*Exercise goal*:
In the material below, identify each line bearing the word "расходов". Reproduce those lines.

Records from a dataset
....
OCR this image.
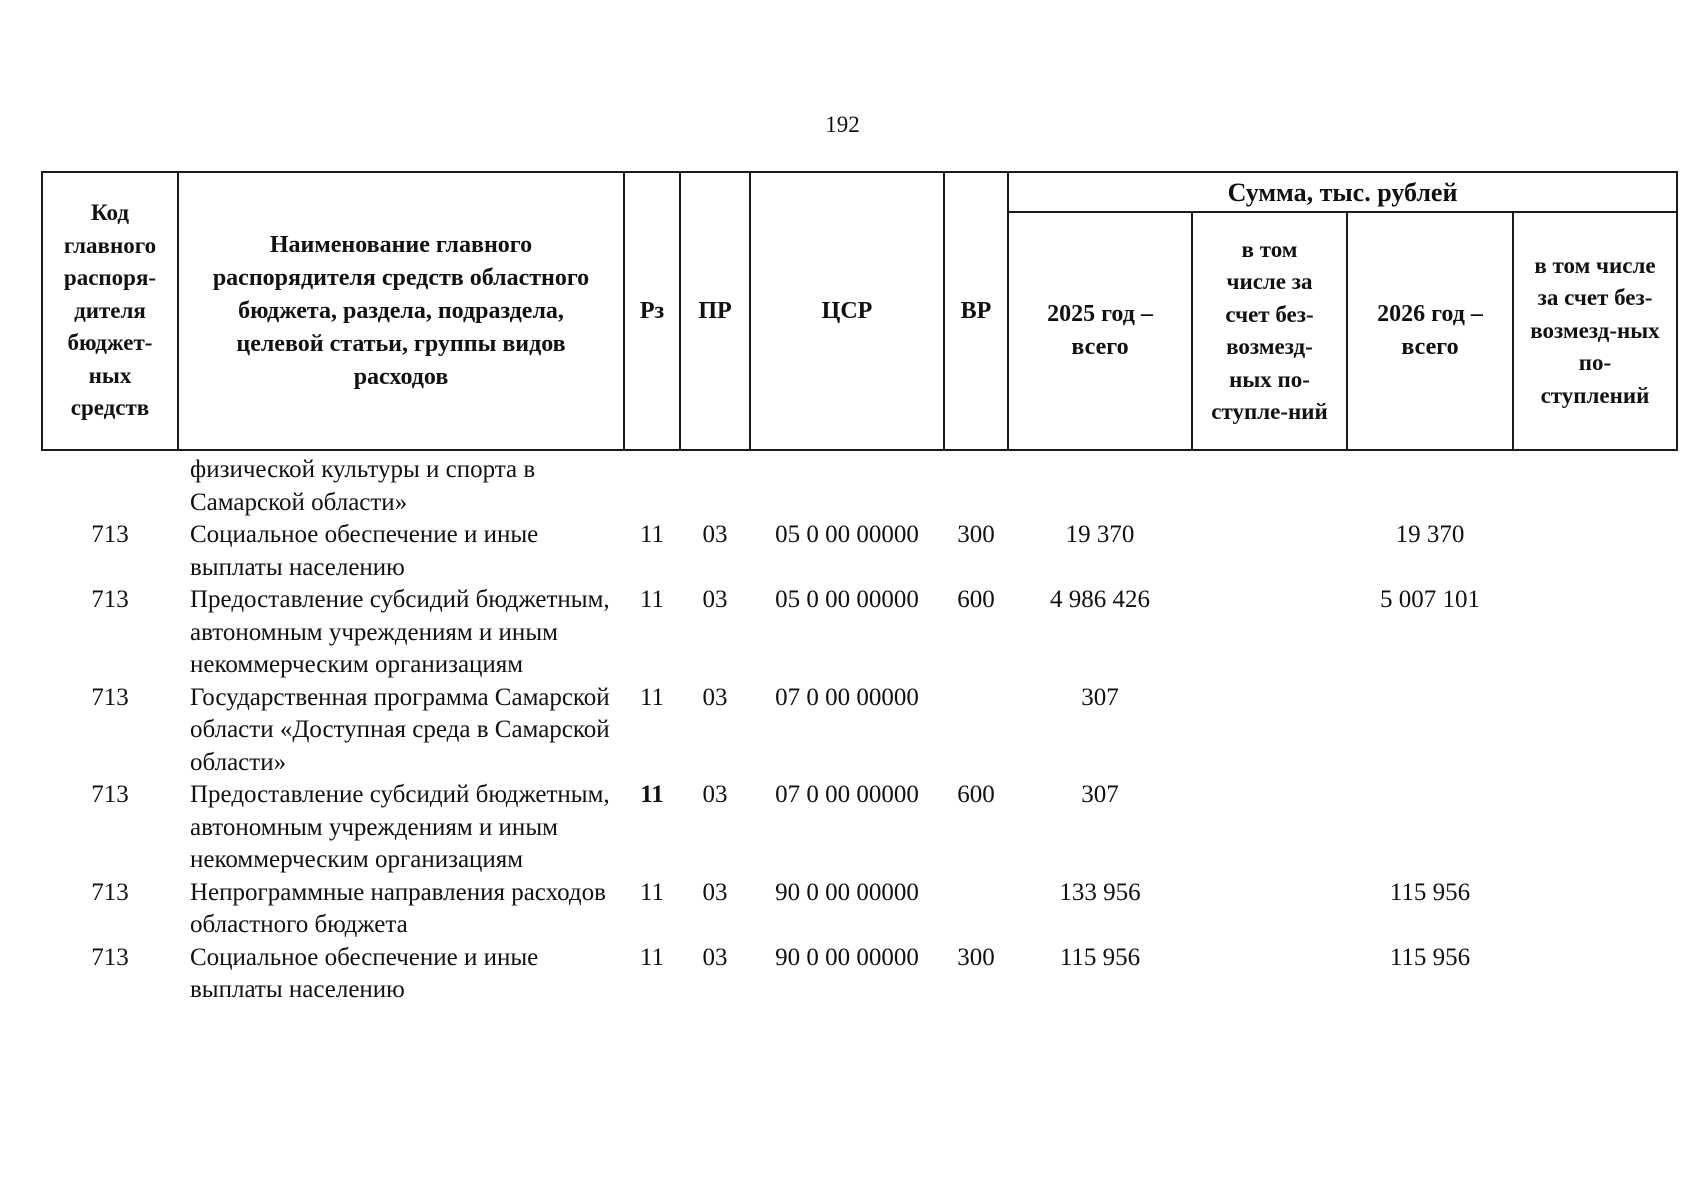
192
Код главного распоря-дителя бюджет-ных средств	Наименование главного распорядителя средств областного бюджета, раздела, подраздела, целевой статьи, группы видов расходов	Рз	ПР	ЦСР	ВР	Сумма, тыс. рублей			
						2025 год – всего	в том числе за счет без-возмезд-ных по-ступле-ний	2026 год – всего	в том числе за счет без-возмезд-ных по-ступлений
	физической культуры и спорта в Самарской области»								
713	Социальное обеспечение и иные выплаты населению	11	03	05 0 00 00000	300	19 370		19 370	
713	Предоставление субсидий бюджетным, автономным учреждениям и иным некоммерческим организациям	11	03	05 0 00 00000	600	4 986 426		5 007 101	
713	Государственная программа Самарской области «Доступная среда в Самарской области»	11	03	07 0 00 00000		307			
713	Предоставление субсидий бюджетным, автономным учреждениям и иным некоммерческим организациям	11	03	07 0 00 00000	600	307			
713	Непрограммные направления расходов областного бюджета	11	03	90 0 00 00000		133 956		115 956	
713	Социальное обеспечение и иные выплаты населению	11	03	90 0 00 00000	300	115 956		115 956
....
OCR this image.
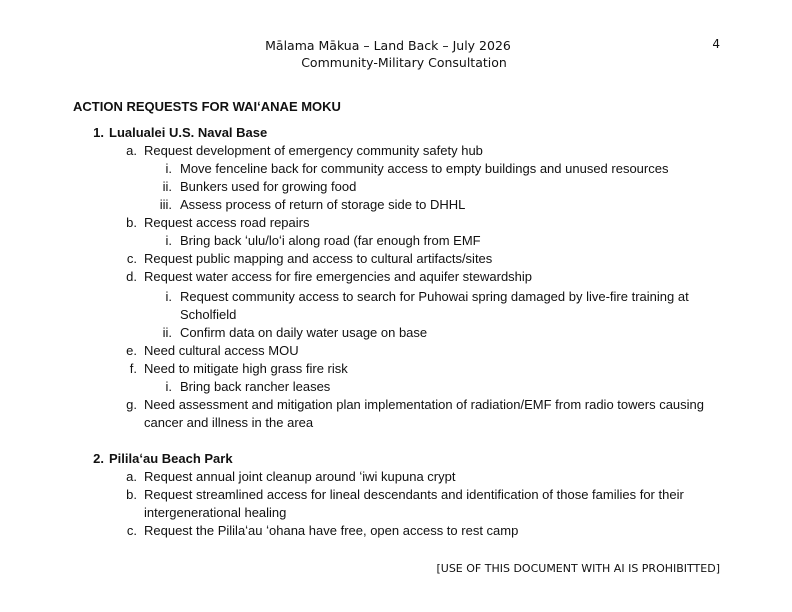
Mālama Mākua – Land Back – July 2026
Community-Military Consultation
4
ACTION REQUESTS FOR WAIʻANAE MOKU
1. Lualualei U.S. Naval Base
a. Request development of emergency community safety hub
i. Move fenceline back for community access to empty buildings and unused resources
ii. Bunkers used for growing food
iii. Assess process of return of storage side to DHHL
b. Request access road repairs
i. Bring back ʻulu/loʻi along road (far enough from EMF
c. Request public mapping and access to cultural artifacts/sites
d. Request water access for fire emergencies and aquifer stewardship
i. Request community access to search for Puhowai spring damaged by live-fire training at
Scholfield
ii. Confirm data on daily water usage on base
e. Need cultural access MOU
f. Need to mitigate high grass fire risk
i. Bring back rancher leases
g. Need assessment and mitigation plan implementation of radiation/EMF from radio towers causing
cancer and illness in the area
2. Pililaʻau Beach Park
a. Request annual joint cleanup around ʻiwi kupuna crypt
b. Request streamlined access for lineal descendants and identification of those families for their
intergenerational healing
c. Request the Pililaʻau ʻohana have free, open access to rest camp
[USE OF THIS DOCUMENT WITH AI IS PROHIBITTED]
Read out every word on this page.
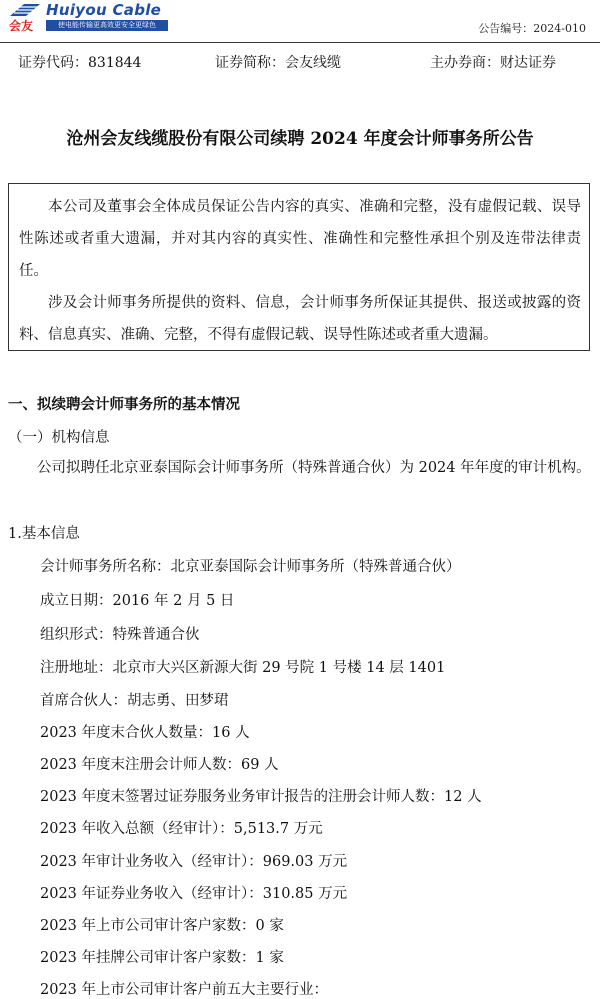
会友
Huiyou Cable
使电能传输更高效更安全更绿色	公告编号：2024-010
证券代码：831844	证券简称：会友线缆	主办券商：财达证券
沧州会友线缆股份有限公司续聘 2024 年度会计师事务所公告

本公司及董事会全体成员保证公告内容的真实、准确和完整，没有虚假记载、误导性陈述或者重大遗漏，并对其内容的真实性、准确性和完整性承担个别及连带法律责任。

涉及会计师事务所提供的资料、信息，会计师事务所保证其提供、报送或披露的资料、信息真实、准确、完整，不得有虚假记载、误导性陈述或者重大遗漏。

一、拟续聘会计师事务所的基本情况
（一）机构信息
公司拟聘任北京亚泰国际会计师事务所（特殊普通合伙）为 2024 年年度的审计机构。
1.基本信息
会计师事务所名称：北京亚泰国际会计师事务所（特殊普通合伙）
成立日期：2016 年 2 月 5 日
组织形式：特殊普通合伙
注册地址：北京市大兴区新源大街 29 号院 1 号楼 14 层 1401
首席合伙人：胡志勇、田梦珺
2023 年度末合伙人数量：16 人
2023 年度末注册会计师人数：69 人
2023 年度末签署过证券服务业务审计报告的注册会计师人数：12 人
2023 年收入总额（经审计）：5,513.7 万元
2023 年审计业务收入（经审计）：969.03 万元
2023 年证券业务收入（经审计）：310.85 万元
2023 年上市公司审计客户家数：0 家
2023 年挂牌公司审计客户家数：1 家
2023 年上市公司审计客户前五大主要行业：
....
*Result*:
Код главного распоря-дителя бюджет-ных средств	Наименование главного распорядителя средств областного бюджета, раздела, подраздела, целевой статьи, группы видов расходов	Рз	ПР	ЦСР	ВР	Сумма, тыс. рублей			
713	Непрограммные направления расходов областного бюджета	11	03	90 0 00 00000		133 956		115 956	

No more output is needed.